REQUIREMENT
Below are the records; pull every line that includes "residentiel".

- - -

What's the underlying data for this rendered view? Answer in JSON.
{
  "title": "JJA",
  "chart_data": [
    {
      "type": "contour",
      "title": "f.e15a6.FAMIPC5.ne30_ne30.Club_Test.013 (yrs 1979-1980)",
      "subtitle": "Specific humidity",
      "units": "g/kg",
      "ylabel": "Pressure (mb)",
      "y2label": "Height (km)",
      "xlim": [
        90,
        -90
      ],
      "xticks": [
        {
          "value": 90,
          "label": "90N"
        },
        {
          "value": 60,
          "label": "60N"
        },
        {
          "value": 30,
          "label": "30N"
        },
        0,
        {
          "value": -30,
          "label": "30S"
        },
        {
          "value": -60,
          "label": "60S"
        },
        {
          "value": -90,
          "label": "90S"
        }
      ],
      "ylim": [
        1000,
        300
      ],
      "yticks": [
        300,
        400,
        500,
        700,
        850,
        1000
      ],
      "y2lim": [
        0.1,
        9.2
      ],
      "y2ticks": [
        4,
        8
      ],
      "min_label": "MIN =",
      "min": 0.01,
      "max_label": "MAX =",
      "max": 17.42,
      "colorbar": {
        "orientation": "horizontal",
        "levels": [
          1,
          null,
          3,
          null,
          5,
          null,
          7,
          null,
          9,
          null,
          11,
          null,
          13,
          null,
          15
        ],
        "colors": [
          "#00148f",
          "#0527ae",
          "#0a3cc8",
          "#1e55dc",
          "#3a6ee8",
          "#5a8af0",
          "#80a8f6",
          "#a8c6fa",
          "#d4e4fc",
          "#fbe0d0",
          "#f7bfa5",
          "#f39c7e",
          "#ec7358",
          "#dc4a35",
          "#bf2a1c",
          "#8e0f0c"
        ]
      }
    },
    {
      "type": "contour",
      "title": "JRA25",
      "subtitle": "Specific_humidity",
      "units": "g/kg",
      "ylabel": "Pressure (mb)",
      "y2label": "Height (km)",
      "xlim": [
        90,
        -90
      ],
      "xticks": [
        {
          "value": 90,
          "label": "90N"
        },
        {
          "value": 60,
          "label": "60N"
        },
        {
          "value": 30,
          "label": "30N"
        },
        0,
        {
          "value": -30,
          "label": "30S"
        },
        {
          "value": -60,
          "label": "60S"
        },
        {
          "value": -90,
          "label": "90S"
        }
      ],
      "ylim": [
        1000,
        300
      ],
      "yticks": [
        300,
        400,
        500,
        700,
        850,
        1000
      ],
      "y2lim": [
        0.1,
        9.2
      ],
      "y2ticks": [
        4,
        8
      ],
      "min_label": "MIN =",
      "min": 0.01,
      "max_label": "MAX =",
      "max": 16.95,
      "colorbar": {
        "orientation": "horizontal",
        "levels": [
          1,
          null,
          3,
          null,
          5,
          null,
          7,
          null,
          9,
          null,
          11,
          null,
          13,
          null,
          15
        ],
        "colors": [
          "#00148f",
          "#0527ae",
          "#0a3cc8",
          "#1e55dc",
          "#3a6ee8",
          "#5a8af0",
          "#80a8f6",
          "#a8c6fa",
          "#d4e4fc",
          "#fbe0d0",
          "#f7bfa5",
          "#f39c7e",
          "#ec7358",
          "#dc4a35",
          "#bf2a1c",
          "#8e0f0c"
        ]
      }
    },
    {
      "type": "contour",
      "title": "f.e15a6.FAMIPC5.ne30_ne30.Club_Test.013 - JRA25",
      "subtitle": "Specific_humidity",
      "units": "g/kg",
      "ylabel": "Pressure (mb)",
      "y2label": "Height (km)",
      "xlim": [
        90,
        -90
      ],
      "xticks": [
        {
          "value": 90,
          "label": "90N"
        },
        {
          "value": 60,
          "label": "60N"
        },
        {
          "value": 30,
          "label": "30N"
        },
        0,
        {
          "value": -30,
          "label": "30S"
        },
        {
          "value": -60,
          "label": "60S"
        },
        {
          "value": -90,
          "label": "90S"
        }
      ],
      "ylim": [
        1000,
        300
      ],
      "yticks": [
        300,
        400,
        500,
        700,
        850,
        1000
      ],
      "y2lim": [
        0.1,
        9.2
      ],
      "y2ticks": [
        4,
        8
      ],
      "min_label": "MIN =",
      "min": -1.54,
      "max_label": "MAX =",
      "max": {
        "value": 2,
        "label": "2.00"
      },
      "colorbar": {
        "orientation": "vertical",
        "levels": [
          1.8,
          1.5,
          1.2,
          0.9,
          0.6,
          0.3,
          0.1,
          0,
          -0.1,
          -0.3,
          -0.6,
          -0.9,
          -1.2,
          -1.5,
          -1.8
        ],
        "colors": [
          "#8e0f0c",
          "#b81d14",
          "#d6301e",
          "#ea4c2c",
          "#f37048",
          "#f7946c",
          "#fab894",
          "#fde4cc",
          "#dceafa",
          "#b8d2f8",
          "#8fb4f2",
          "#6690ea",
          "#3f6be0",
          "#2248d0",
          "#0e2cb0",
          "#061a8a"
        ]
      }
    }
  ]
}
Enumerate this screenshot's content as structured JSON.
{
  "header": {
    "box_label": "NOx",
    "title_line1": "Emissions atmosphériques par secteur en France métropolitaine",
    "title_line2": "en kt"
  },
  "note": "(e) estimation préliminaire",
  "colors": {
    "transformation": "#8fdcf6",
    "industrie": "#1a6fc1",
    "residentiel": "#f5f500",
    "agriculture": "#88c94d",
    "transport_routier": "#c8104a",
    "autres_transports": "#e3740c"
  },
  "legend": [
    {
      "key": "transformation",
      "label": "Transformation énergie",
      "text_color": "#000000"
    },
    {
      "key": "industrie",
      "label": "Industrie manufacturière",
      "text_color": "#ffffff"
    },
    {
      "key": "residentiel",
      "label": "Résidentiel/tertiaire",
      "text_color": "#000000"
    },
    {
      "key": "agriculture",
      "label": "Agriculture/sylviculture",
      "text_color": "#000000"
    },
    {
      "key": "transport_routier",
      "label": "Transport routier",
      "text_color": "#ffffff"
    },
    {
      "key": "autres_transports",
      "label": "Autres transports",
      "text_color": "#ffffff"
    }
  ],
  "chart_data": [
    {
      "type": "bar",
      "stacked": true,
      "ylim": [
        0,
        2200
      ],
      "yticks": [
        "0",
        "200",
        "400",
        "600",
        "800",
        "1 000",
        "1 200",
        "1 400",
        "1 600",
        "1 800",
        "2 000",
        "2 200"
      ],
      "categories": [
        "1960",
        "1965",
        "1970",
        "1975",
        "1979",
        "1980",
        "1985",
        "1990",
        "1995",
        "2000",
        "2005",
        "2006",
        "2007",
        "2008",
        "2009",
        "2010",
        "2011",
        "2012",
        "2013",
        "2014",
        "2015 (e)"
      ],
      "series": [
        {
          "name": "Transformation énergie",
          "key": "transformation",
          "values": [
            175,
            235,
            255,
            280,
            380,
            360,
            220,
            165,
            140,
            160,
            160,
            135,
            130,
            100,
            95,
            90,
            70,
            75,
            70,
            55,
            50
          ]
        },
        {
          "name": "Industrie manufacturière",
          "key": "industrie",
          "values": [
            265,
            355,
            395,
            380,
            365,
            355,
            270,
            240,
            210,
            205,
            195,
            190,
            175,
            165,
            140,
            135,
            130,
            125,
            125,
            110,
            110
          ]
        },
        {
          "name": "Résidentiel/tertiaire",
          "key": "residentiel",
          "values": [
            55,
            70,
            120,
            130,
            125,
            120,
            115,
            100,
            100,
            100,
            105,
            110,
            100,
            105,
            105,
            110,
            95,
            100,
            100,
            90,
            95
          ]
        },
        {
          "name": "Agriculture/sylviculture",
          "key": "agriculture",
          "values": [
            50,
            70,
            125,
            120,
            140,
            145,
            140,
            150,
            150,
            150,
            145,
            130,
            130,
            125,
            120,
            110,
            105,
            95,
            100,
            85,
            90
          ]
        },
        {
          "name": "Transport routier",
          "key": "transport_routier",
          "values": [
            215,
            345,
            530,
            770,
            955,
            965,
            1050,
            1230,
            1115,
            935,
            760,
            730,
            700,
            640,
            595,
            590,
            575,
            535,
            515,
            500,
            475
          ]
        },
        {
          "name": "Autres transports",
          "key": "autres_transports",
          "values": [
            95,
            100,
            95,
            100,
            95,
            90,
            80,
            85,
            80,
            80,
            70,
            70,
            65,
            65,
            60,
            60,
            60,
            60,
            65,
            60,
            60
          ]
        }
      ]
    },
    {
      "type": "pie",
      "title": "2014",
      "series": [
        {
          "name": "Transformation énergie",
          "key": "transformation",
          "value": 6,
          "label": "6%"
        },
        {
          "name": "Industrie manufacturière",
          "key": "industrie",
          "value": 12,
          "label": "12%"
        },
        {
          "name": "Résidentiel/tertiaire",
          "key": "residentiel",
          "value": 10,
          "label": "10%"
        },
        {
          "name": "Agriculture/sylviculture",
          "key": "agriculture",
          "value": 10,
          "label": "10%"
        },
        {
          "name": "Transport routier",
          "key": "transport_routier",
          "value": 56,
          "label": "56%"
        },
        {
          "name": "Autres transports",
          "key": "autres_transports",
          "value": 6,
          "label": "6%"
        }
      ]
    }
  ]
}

- - -

CORRECT OUTPUT
    "residentiel": "#f5f500",
      "key": "residentiel",
          "key": "residentiel",
          "key": "residentiel",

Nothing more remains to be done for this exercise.